◆ RAW RECORDS ◆
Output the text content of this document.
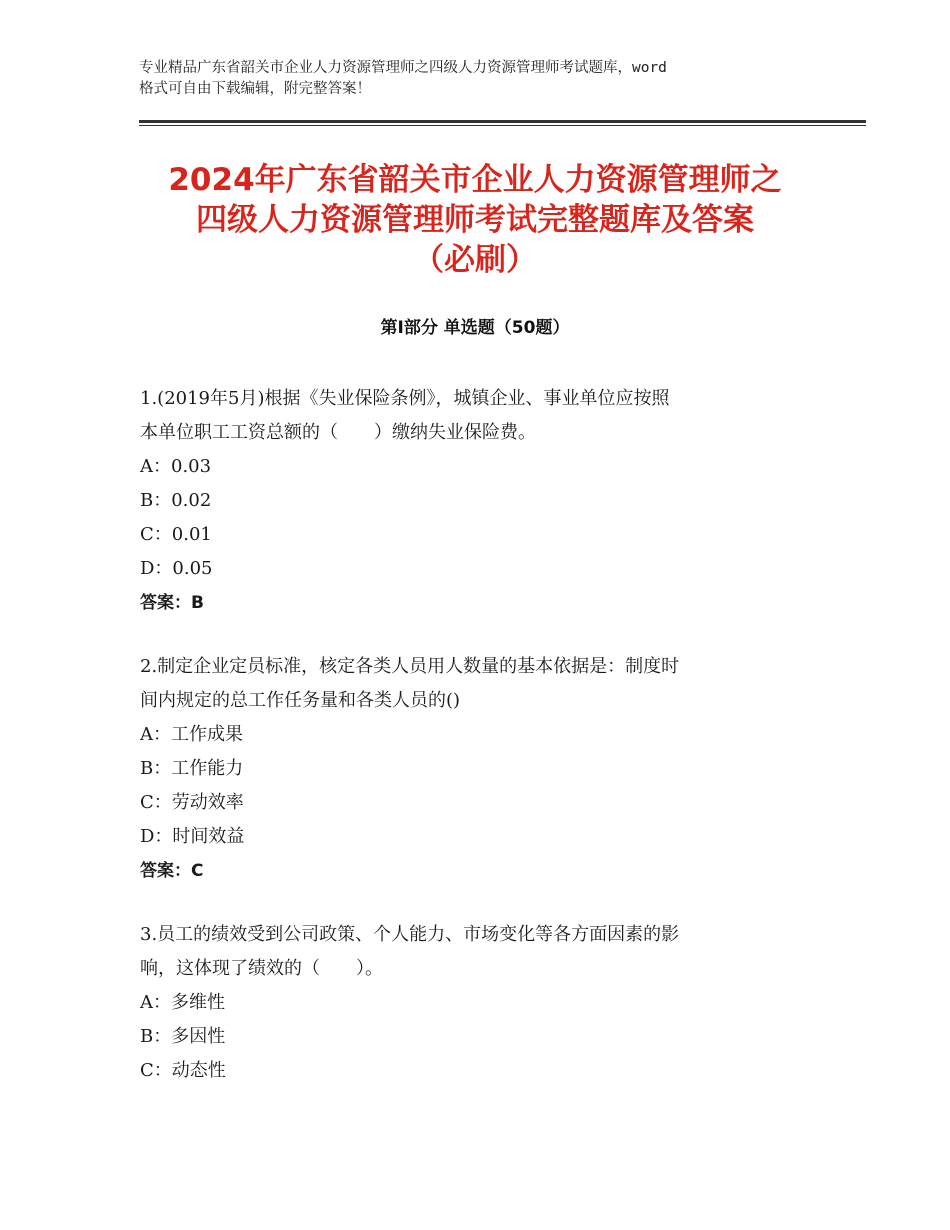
专业精品广东省韶关市企业人力资源管理师之四级人力资源管理师考试题库，word
格式可自由下载编辑，附完整答案！
2024年广东省韶关市企业人力资源管理师之
四级人力资源管理师考试完整题库及答案
（必刷）
第Ⅰ部分 单选题（50题）

1.(2019年5月)根据《失业保险条例》，城镇企业、事业单位应按照

本单位职工工资总额的（　　）缴纳失业保险费。

A：0.03

B：0.02

C：0.01

D：0.05

答案：B

2.制定企业定员标准，核定各类人员用人数量的基本依据是：制度时

间内规定的总工作任务量和各类人员的()

A：工作成果

B：工作能力

C：劳动效率

D：时间效益

答案：C

3.员工的绩效受到公司政策、个人能力、市场变化等各方面因素的影

响，这体现了绩效的（　　）。

A：多维性

B：多因性

C：动态性
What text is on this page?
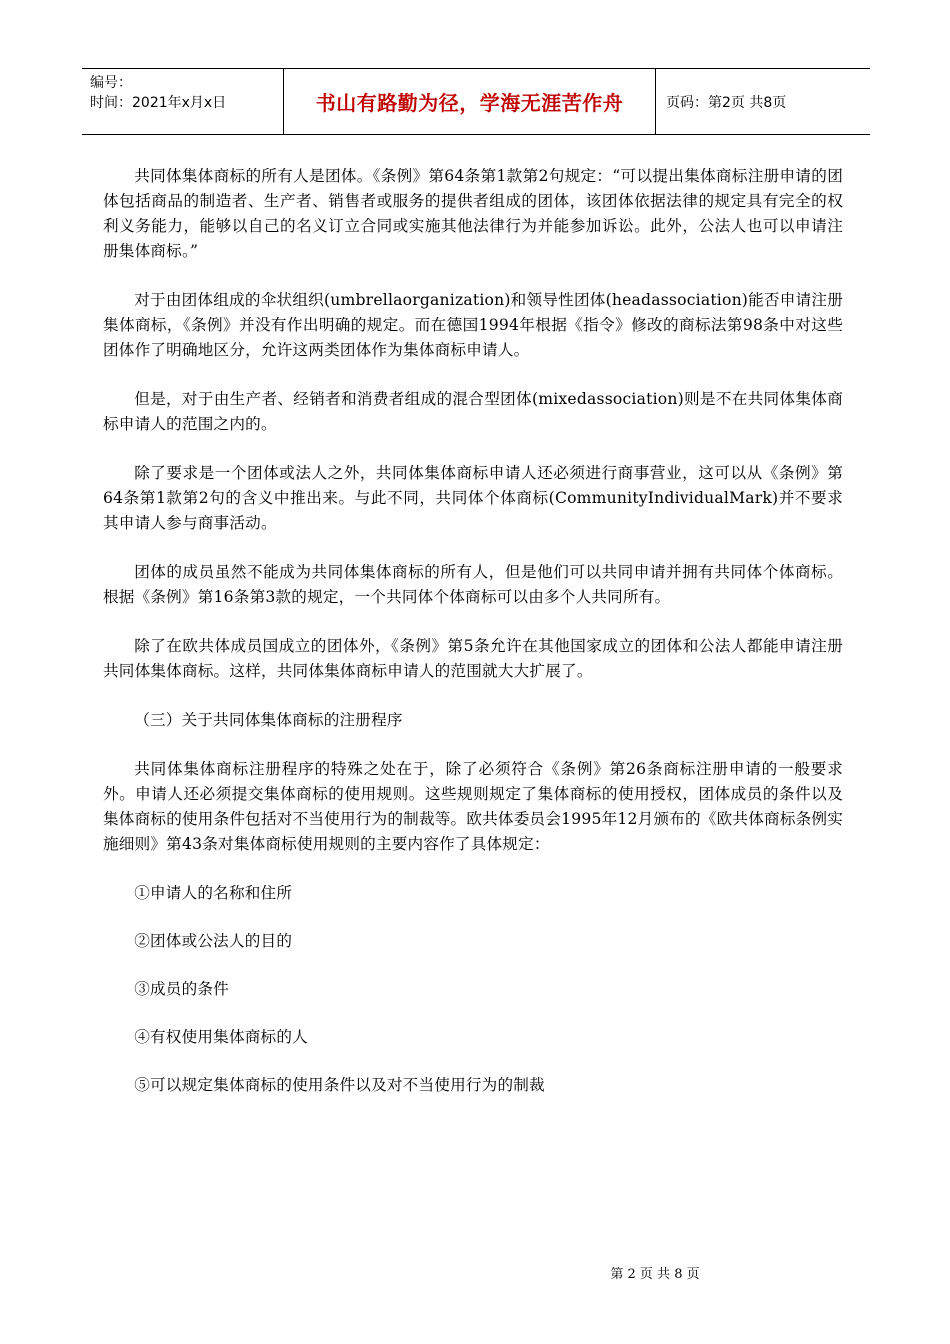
编号：
时间：2021年x月x日	书山有路勤为径，学海无涯苦作舟	页码：第2页 共8页

共同体集体商标的所有人是团体。《条例》第64条第1款第2句规定：“可以提出集体商标注册申请的团体包括商品的制造者、生产者、销售者或服务的提供者组成的团体，该团体依据法律的规定具有完全的权利义务能力，能够以自己的名义订立合同或实施其他法律行为并能参加诉讼。此外，公法人也可以申请注册集体商标。”

对于由团体组成的伞状组织(umbrellaorganization)和领导性团体(headassociation)能否申请注册集体商标，《条例》并没有作出明确的规定。而在德国1994年根据《指令》修改的商标法第98条中对这些团体作了明确地区分，允许这两类团体作为集体商标申请人。

但是，对于由生产者、经销者和消费者组成的混合型团体(mixedassociation)则是不在共同体集体商标申请人的范围之内的。

除了要求是一个团体或法人之外，共同体集体商标申请人还必须进行商事营业，这可以从《条例》第64条第1款第2句的含义中推出来。与此不同，共同体个体商标(CommunityIndividualMark)并不要求其申请人参与商事活动。

团体的成员虽然不能成为共同体集体商标的所有人，但是他们可以共同申请并拥有共同体个体商标。根据《条例》第16条第3款的规定，一个共同体个体商标可以由多个人共同所有。

除了在欧共体成员国成立的团体外，《条例》第5条允许在其他国家成立的团体和公法人都能申请注册共同体集体商标。这样，共同体集体商标申请人的范围就大大扩展了。

（三）关于共同体集体商标的注册程序

共同体集体商标注册程序的特殊之处在于，除了必须符合《条例》第26条商标注册申请的一般要求外。申请人还必须提交集体商标的使用规则。这些规则规定了集体商标的使用授权，团体成员的条件以及集体商标的使用条件包括对不当使用行为的制裁等。欧共体委员会1995年12月颁布的《欧共体商标条例实施细则》第43条对集体商标使用规则的主要内容作了具体规定：

①申请人的名称和住所

②团体或公法人的目的

③成员的条件

④有权使用集体商标的人

⑤可以规定集体商标的使用条件以及对不当使用行为的制裁

第 2 页 共 8 页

◆ AIM OF THE TASK ◆
Write out every line from the entries where "text" appears.

◆ RESULT FOR THIS EXERCISE ◆
Output the text content of this document.
What text is on this page?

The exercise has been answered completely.